== Given problem ==
Output every line of the items below without changing anything, and leave the pictures out of your answer.

Layout records
━━━━━━━━━━
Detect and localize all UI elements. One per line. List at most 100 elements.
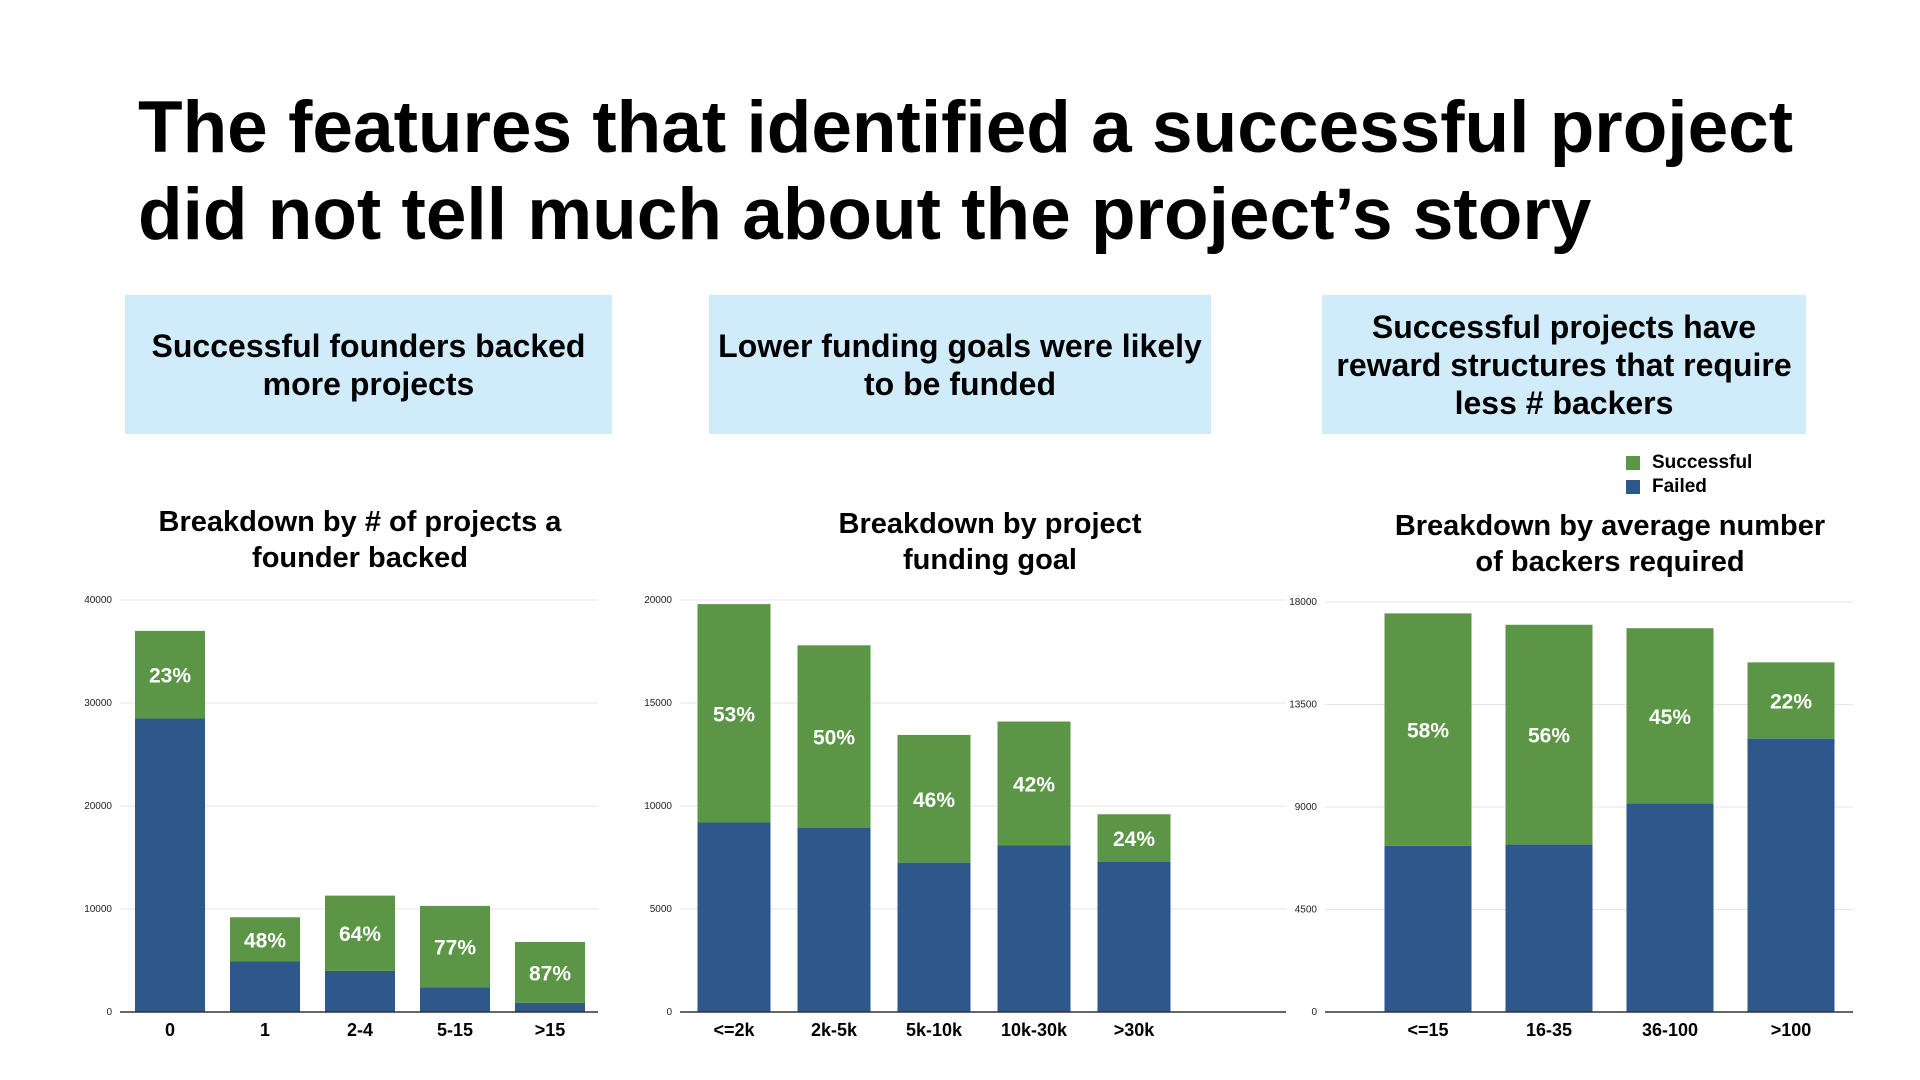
- legend-swatch-failed: [1626, 480, 1640, 494]
- bar-failed: [897, 862, 971, 1012]
- y-tick-label: 20000: [644, 595, 672, 606]
- y-tick-label: 0: [666, 1007, 672, 1018]
- legend-item-failed: Failed: [1626, 475, 1752, 499]
- bar-successful: [230, 917, 300, 962]
- chart-title-founder-backed-line-1: Breakdown by # of projects a: [158, 506, 562, 538]
- chart-title-funding-goal-line-1: Breakdown by project: [838, 508, 1142, 540]
- bar-successful: [420, 905, 490, 988]
- bar-successful: [1747, 662, 1835, 739]
- bar-failed: [325, 970, 395, 1012]
- callout-funding-goal-line-2: to be funded: [864, 365, 1056, 402]
- chart-title-funding-goal: Breakdown by project funding goal: [730, 506, 1250, 578]
- chart-backers-required: 0 4500 9000 13500 18000 58% <=15 56% 16-35 45% 36-…: [1289, 597, 1853, 1040]
- chart-legend: Successful Failed: [1626, 451, 1752, 499]
- callout-reward-structures: Successful projects have reward structur…: [1322, 295, 1806, 434]
- x-tick-label: 5k-10k: [906, 1020, 963, 1040]
- x-tick-label: <=15: [1407, 1020, 1448, 1040]
- bar-successful: [1384, 613, 1472, 846]
- y-tick-label: 0: [1311, 1007, 1317, 1018]
- bar-failed: [1626, 803, 1714, 1012]
- bar-data-label: 50%: [813, 726, 855, 749]
- bar-successful: [697, 604, 771, 823]
- bar-successful: [135, 630, 205, 719]
- x-tick-label: 2k-5k: [811, 1020, 858, 1040]
- chart-funding-goal: 0 5000 10000 15000 20000 53% <=2k 50% 2k-5k 46% 5k…: [644, 595, 1286, 1040]
- legend-item-successful: Successful: [1626, 451, 1752, 475]
- bar-data-label: 45%: [1649, 706, 1691, 729]
- bar-data-label: 46%: [913, 789, 955, 812]
- bar-successful: [325, 895, 395, 971]
- x-tick-label: 0: [165, 1020, 175, 1040]
- x-tick-label: 5-15: [437, 1020, 473, 1040]
- bar-failed: [997, 845, 1071, 1012]
- chart-title-backers-required-line-2: of backers required: [1475, 546, 1745, 578]
- bar-successful: [515, 941, 585, 1003]
- bar-data-label: 42%: [1013, 773, 1055, 796]
- x-tick-label: >100: [1771, 1020, 1812, 1040]
- bar-failed: [515, 1002, 585, 1012]
- y-tick-label: 10000: [84, 904, 112, 915]
- x-tick-label: 10k-30k: [1001, 1020, 1068, 1040]
- callout-reward-structures-line-3: less # backers: [1454, 384, 1674, 421]
- x-tick-label: 1: [260, 1020, 270, 1040]
- slide-title: The features that identified a successfu…: [138, 84, 1838, 258]
- bar-failed: [230, 961, 300, 1012]
- y-tick-label: 13500: [1289, 700, 1317, 711]
- y-tick-label: 10000: [644, 801, 672, 812]
- bar-data-label: 87%: [529, 962, 571, 985]
- bar-data-label: 53%: [713, 703, 755, 726]
- callout-reward-structures-line-1: Successful projects have: [1371, 308, 1757, 345]
- chart-title-founder-backed-line-2: founder backed: [252, 542, 468, 574]
- chart-title-backers-required: Breakdown by average number of backers r…: [1340, 508, 1880, 580]
- y-tick-label: 4500: [1295, 905, 1318, 916]
- bar-failed: [420, 987, 490, 1012]
- y-tick-label: 20000: [84, 801, 112, 812]
- x-tick-label: 2-4: [347, 1020, 373, 1040]
- bar-failed: [135, 718, 205, 1012]
- bar-data-label: 64%: [339, 923, 381, 946]
- y-tick-label: 15000: [644, 698, 672, 709]
- legend-label-failed: Failed: [1652, 476, 1707, 497]
- bar-data-label: 22%: [1770, 691, 1812, 714]
- x-tick-label: 16-35: [1526, 1020, 1572, 1040]
- bar-failed: [1097, 861, 1171, 1012]
- chart-title-backers-required-line-1: Breakdown by average number: [1394, 510, 1826, 542]
- callout-founders: Successful founders backed more projects: [125, 295, 612, 434]
- callout-founders-line-2: more projects: [262, 365, 475, 402]
- x-tick-label: 36-100: [1642, 1020, 1698, 1040]
- bar-failed: [1505, 844, 1593, 1012]
- bar-data-label: 23%: [149, 665, 191, 688]
- bar-successful: [1097, 814, 1171, 862]
- y-tick-label: 5000: [650, 904, 673, 915]
- legend-label-successful: Successful: [1652, 452, 1753, 473]
- bar-failed: [797, 827, 871, 1012]
- slide-title-line-2: did not tell much about the project’s st…: [138, 174, 1592, 255]
- y-tick-label: 9000: [1295, 802, 1318, 813]
- chart-title-funding-goal-line-2: funding goal: [903, 544, 1077, 576]
- bar-failed: [697, 822, 771, 1012]
- chart-founder-backed: 0 10000 20000 30000 40000 23% 0 48% 1 64% 2-4 77% 5-…: [84, 595, 598, 1040]
- callout-funding-goal: Lower funding goals were likely to be fu…: [709, 295, 1211, 434]
- bar-data-label: 58%: [1407, 720, 1449, 743]
- legend-swatch-successful: [1626, 456, 1640, 470]
- bar-data-label: 56%: [1528, 725, 1570, 748]
- x-tick-label: >30k: [1114, 1020, 1156, 1040]
- x-tick-label: <=2k: [713, 1020, 755, 1040]
- bar-data-label: 24%: [1113, 828, 1155, 851]
- bar-successful: [997, 721, 1071, 846]
- callout-founders-line-1: Successful founders backed: [151, 327, 586, 364]
- x-tick-label: >15: [535, 1020, 566, 1040]
- bar-failed: [1747, 738, 1835, 1012]
- y-tick-label: 40000: [84, 595, 112, 606]
- bar-successful: [1626, 628, 1714, 804]
- chart-title-founder-backed: Breakdown by # of projects a founder bac…: [100, 504, 620, 576]
- callout-funding-goal-line-1: Lower funding goals were likely: [718, 327, 1202, 364]
- bar-successful: [1505, 624, 1593, 845]
- slide-title-line-1: The features that identified a successfu…: [138, 87, 1794, 168]
- callout-reward-structures-line-2: reward structures that require: [1336, 346, 1792, 383]
- bar-data-label: 48%: [244, 929, 286, 952]
- y-tick-label: 0: [106, 1007, 112, 1018]
- bar-successful: [797, 645, 871, 828]
- y-tick-label: 18000: [1289, 597, 1317, 608]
━━━━━━━━━━
== Full response ==
Detect and localize all UI elements. One per line. List at most 100 elements.
- legend-swatch-failed: [1626, 480, 1640, 494]
- bar-failed: [897, 862, 971, 1012]
- y-tick-label: 20000: [644, 595, 672, 606]
- y-tick-label: 0: [666, 1007, 672, 1018]
- legend-item-failed: Failed: [1626, 475, 1752, 499]
- bar-successful: [230, 917, 300, 962]
- chart-title-founder-backed-line-1: Breakdown by # of projects a: [158, 506, 562, 538]
- chart-title-funding-goal-line-1: Breakdown by project: [838, 508, 1142, 540]
- bar-successful: [420, 905, 490, 988]
- bar-successful: [1747, 662, 1835, 739]
- bar-failed: [325, 970, 395, 1012]
- callout-funding-goal-line-2: to be funded: [864, 365, 1056, 402]
- chart-title-funding-goal: Breakdown by project funding goal: [730, 506, 1250, 578]
- chart-backers-required: 0 4500 9000 13500 18000 58% <=15 56% 16-35 45% 36-…: [1289, 597, 1853, 1040]
- chart-legend: Successful Failed: [1626, 451, 1752, 499]
- callout-reward-structures: Successful projects have reward structur…: [1322, 295, 1806, 434]
- x-tick-label: 5k-10k: [906, 1020, 963, 1040]
- x-tick-label: <=15: [1407, 1020, 1448, 1040]
- bar-successful: [1384, 613, 1472, 846]
- y-tick-label: 0: [1311, 1007, 1317, 1018]
- bar-failed: [1626, 803, 1714, 1012]
- bar-data-label: 50%: [813, 726, 855, 749]
- bar-successful: [697, 604, 771, 823]
- bar-successful: [135, 630, 205, 719]
- x-tick-label: 2k-5k: [811, 1020, 858, 1040]
- chart-funding-goal: 0 5000 10000 15000 20000 53% <=2k 50% 2k-5k 46% 5k…: [644, 595, 1286, 1040]
- legend-item-successful: Successful: [1626, 451, 1752, 475]
- bar-data-label: 45%: [1649, 706, 1691, 729]
- bar-data-label: 46%: [913, 789, 955, 812]
- bar-successful: [325, 895, 395, 971]
- x-tick-label: 0: [165, 1020, 175, 1040]
- x-tick-label: 5-15: [437, 1020, 473, 1040]
- bar-failed: [997, 845, 1071, 1012]
- chart-title-backers-required-line-2: of backers required: [1475, 546, 1745, 578]
- bar-successful: [515, 941, 585, 1003]
- bar-data-label: 42%: [1013, 773, 1055, 796]
- x-tick-label: >100: [1771, 1020, 1812, 1040]
- bar-failed: [515, 1002, 585, 1012]
- y-tick-label: 10000: [84, 904, 112, 915]
- x-tick-label: 10k-30k: [1001, 1020, 1068, 1040]
- callout-reward-structures-line-3: less # backers: [1454, 384, 1674, 421]
- x-tick-label: 1: [260, 1020, 270, 1040]
- slide-title: The features that identified a successfu…: [138, 84, 1838, 258]
- bar-failed: [230, 961, 300, 1012]
- y-tick-label: 13500: [1289, 700, 1317, 711]
- y-tick-label: 10000: [644, 801, 672, 812]
- bar-data-label: 87%: [529, 962, 571, 985]
- bar-data-label: 53%: [713, 703, 755, 726]
- callout-reward-structures-line-1: Successful projects have: [1371, 308, 1757, 345]
- chart-title-founder-backed-line-2: founder backed: [252, 542, 468, 574]
- chart-title-backers-required: Breakdown by average number of backers r…: [1340, 508, 1880, 580]
- y-tick-label: 4500: [1295, 905, 1318, 916]
- bar-failed: [420, 987, 490, 1012]
- y-tick-label: 20000: [84, 801, 112, 812]
- x-tick-label: 2-4: [347, 1020, 373, 1040]
- bar-failed: [135, 718, 205, 1012]
- bar-data-label: 64%: [339, 923, 381, 946]
- y-tick-label: 15000: [644, 698, 672, 709]
- legend-label-failed: Failed: [1652, 476, 1707, 497]
- bar-data-label: 22%: [1770, 691, 1812, 714]
- x-tick-label: 16-35: [1526, 1020, 1572, 1040]
- bar-failed: [1097, 861, 1171, 1012]
- chart-title-backers-required-line-1: Breakdown by average number: [1394, 510, 1826, 542]
- callout-founders: Successful founders backed more projects: [125, 295, 612, 434]
- callout-founders-line-2: more projects: [262, 365, 475, 402]
- x-tick-label: 36-100: [1642, 1020, 1698, 1040]
- bar-failed: [1505, 844, 1593, 1012]
- bar-data-label: 23%: [149, 665, 191, 688]
- bar-successful: [1097, 814, 1171, 862]
- y-tick-label: 5000: [650, 904, 673, 915]
- legend-label-successful: Successful: [1652, 452, 1753, 473]
- bar-failed: [797, 827, 871, 1012]
- slide-title-line-2: did not tell much about the project’s st…: [138, 174, 1592, 255]
- y-tick-label: 9000: [1295, 802, 1318, 813]
- chart-title-funding-goal-line-2: funding goal: [903, 544, 1077, 576]
- bar-failed: [697, 822, 771, 1012]
- chart-founder-backed: 0 10000 20000 30000 40000 23% 0 48% 1 64% 2-4 77% 5-…: [84, 595, 598, 1040]
- callout-funding-goal: Lower funding goals were likely to be fu…: [709, 295, 1211, 434]
- bar-data-label: 58%: [1407, 720, 1449, 743]
- legend-swatch-successful: [1626, 456, 1640, 470]
- bar-data-label: 56%: [1528, 725, 1570, 748]
- x-tick-label: >30k: [1114, 1020, 1156, 1040]
- x-tick-label: <=2k: [713, 1020, 755, 1040]
- bar-data-label: 24%: [1113, 828, 1155, 851]
- bar-successful: [997, 721, 1071, 846]
- callout-founders-line-1: Successful founders backed: [151, 327, 586, 364]
- x-tick-label: >15: [535, 1020, 566, 1040]
- bar-failed: [1747, 738, 1835, 1012]
- y-tick-label: 40000: [84, 595, 112, 606]
- bar-successful: [1626, 628, 1714, 804]
- chart-title-founder-backed: Breakdown by # of projects a founder bac…: [100, 504, 620, 576]
- callout-funding-goal-line-1: Lower funding goals were likely: [718, 327, 1202, 364]
- bar-successful: [1505, 624, 1593, 845]
- slide-title-line-1: The features that identified a successfu…: [138, 87, 1794, 168]
- callout-reward-structures-line-2: reward structures that require: [1336, 346, 1792, 383]
- bar-data-label: 48%: [244, 929, 286, 952]
- y-tick-label: 0: [106, 1007, 112, 1018]
- bar-successful: [797, 645, 871, 828]
- y-tick-label: 18000: [1289, 597, 1317, 608]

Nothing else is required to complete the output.